GIVEN INSTRUCTION = Where does the string "glow" appear? Copy every line of the entries below that holds it.

Stored records
********

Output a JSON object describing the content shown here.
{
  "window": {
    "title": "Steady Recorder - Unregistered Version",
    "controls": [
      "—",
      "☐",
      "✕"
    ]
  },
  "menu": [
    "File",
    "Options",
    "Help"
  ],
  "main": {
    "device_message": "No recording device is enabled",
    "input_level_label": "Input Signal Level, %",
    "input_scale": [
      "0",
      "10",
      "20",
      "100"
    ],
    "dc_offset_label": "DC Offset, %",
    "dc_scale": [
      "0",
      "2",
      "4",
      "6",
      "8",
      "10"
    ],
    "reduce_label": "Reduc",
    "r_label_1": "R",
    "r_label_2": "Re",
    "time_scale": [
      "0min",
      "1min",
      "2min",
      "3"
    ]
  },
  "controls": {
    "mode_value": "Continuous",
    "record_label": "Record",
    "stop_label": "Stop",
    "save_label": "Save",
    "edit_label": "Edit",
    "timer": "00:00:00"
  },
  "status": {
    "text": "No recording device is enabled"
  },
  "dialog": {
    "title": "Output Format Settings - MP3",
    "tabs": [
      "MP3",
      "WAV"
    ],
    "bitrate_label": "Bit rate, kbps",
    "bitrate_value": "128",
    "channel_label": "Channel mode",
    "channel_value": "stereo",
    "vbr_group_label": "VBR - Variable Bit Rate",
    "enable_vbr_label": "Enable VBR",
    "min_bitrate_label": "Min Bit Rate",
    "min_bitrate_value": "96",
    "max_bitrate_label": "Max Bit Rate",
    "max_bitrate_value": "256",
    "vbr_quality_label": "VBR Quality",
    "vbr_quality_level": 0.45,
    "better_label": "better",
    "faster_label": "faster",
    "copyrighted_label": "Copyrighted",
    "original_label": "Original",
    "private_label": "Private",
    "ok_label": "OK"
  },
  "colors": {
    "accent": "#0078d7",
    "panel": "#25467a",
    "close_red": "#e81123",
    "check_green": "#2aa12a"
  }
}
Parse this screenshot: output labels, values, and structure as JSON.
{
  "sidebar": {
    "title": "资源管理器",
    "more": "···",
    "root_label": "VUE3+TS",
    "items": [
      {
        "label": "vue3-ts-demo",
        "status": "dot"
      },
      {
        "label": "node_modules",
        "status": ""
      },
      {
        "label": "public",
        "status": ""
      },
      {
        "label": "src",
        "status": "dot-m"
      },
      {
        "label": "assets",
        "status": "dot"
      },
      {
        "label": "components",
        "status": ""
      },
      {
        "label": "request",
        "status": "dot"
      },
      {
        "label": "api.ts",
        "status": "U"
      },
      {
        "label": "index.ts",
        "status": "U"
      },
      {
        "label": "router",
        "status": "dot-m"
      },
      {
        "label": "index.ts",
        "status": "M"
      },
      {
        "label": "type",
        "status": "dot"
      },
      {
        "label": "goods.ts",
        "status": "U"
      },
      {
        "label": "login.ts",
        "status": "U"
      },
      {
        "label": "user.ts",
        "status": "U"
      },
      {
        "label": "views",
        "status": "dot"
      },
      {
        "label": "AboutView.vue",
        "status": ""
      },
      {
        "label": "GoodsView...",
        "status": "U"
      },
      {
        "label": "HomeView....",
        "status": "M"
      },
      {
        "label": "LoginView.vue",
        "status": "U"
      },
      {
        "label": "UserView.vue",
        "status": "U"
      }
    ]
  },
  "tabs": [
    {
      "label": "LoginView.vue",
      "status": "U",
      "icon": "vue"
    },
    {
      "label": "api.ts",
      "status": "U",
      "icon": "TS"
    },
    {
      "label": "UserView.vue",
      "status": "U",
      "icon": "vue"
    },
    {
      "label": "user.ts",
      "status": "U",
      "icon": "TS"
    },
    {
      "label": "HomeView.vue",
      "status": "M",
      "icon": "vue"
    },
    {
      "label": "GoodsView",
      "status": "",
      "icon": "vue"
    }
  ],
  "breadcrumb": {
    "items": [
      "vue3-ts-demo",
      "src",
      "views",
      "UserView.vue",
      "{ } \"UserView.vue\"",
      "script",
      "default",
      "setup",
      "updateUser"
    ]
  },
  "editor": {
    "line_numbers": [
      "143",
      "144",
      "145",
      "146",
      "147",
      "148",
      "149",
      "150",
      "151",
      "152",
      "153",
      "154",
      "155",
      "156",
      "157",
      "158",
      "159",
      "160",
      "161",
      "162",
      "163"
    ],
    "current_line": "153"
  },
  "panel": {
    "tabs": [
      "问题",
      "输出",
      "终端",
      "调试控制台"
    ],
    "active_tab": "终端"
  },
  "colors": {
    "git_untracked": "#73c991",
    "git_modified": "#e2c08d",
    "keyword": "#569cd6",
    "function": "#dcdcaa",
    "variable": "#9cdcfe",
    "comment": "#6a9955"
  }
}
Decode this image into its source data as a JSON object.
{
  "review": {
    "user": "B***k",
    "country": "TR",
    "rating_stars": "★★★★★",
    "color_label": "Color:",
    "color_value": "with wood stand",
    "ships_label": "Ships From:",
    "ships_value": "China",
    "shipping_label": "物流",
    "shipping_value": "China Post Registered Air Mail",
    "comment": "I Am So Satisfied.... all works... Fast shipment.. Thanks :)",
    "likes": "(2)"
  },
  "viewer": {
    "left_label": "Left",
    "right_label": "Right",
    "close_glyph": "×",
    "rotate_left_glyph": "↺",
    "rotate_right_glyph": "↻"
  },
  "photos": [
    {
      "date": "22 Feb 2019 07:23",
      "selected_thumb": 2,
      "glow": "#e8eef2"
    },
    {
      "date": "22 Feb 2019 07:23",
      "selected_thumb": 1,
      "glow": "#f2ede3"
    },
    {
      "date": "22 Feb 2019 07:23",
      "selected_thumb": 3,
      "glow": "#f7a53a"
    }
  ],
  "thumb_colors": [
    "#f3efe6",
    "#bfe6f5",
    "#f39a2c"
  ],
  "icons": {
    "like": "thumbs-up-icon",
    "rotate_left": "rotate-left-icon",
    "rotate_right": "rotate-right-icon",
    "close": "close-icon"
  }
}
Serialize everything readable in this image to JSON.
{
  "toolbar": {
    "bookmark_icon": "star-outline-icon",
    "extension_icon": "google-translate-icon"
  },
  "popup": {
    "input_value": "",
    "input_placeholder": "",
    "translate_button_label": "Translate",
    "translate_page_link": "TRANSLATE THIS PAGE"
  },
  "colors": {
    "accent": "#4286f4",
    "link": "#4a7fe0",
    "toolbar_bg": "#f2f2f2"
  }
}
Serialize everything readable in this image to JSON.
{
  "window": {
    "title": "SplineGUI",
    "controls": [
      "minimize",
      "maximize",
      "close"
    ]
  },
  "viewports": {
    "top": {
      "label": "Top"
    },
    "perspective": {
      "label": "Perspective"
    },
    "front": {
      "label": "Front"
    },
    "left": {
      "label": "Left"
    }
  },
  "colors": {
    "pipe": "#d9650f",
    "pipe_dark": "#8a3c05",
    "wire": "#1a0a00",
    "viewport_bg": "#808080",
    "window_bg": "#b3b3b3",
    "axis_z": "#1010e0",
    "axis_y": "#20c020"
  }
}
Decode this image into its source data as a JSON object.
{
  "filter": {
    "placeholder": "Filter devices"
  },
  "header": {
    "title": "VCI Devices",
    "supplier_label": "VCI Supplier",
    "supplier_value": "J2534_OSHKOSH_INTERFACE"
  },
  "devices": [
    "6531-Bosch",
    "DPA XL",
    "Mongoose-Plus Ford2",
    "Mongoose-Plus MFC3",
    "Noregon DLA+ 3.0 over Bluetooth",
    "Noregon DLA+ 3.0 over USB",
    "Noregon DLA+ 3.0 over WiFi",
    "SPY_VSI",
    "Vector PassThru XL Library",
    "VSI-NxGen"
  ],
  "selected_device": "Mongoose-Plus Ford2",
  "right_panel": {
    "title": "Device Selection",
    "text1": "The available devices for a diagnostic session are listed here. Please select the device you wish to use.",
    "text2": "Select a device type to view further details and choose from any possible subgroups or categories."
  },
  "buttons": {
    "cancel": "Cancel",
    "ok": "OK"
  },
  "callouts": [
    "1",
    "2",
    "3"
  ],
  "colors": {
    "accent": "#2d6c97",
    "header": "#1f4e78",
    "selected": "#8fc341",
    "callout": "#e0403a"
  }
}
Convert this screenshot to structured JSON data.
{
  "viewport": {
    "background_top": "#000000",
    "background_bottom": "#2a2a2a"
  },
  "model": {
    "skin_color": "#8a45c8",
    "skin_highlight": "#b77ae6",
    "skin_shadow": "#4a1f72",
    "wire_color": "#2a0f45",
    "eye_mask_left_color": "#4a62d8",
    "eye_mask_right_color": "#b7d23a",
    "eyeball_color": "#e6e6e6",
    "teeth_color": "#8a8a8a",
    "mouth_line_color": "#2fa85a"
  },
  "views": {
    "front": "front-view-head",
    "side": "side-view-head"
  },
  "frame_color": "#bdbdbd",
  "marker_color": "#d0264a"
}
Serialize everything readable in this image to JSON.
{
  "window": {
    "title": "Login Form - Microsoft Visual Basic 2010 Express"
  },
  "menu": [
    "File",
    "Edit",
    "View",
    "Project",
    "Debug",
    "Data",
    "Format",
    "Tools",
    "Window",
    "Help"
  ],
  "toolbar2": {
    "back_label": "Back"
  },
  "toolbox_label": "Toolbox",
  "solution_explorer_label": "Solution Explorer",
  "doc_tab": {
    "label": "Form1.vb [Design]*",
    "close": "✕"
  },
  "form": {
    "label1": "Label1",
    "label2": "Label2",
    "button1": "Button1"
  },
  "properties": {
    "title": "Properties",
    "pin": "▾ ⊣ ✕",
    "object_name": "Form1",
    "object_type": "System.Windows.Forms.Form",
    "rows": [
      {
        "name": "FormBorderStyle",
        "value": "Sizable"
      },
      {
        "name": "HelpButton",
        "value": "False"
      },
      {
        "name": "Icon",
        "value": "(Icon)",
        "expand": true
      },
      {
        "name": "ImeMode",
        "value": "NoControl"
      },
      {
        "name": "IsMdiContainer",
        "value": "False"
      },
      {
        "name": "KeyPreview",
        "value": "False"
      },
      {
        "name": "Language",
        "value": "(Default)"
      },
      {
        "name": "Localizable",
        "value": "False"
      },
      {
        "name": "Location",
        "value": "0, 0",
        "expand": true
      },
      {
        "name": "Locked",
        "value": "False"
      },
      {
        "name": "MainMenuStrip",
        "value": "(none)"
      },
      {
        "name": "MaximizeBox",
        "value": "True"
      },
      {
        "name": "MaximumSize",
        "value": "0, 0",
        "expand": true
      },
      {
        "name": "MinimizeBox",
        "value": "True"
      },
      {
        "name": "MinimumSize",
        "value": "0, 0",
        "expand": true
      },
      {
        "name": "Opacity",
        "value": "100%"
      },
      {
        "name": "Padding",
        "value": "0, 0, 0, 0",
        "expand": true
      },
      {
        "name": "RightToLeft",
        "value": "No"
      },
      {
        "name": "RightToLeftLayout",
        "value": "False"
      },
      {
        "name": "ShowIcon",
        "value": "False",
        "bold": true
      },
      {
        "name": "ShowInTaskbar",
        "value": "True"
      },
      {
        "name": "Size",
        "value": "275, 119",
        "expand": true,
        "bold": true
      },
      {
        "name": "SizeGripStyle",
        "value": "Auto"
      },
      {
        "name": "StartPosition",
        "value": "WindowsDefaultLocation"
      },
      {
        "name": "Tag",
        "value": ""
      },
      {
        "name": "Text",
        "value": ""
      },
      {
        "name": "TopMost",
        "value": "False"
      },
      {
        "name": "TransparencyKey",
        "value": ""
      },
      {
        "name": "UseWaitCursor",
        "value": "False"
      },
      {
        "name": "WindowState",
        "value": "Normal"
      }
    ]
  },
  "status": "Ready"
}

********

THE OUTPUT =
      "glow": "#e8eef2"
      "glow": "#f2ede3"
      "glow": "#f7a53a"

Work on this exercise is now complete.